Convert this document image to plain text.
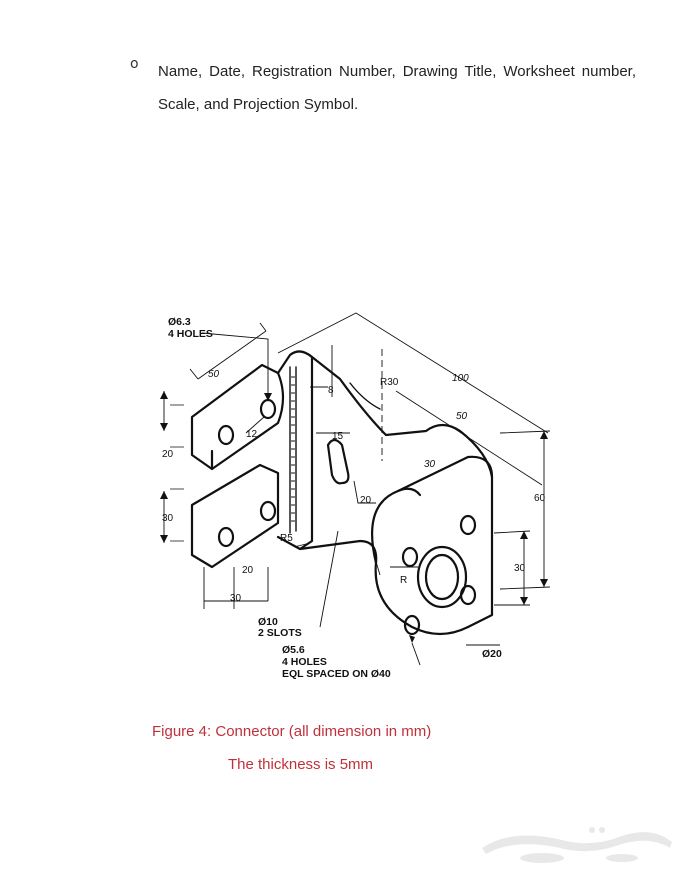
o Name, Date, Registration Number, Drawing Title, Worksheet number, Scale, and Projection Symbol.
Ø6.3
4 HOLES
50	100
R30
8
50
12	15
30
20
20	60
30
R5
R
30
20
30
Ø10
2 SLOTS
Ø5.6
4 HOLES
EQL SPACED ON Ø40
Ø20
Figure 4: Connector (all dimension in mm)
The thickness is 5mm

Instruction: All of the material above is to be copied exactly, except for its images.

Written answer:
Convert this document image to plain text.
o Name, Date, Registration Number, Drawing Title, Worksheet number, Scale, and Projection Symbol.
Ø6.3
4 HOLES
50	100
R30
8
50
12	15
30
20
20	60
30
R5
R
30
20
30
Ø10
2 SLOTS
Ø5.6
4 HOLES
EQL SPACED ON Ø40
Ø20
Figure 4: Connector (all dimension in mm)
The thickness is 5mm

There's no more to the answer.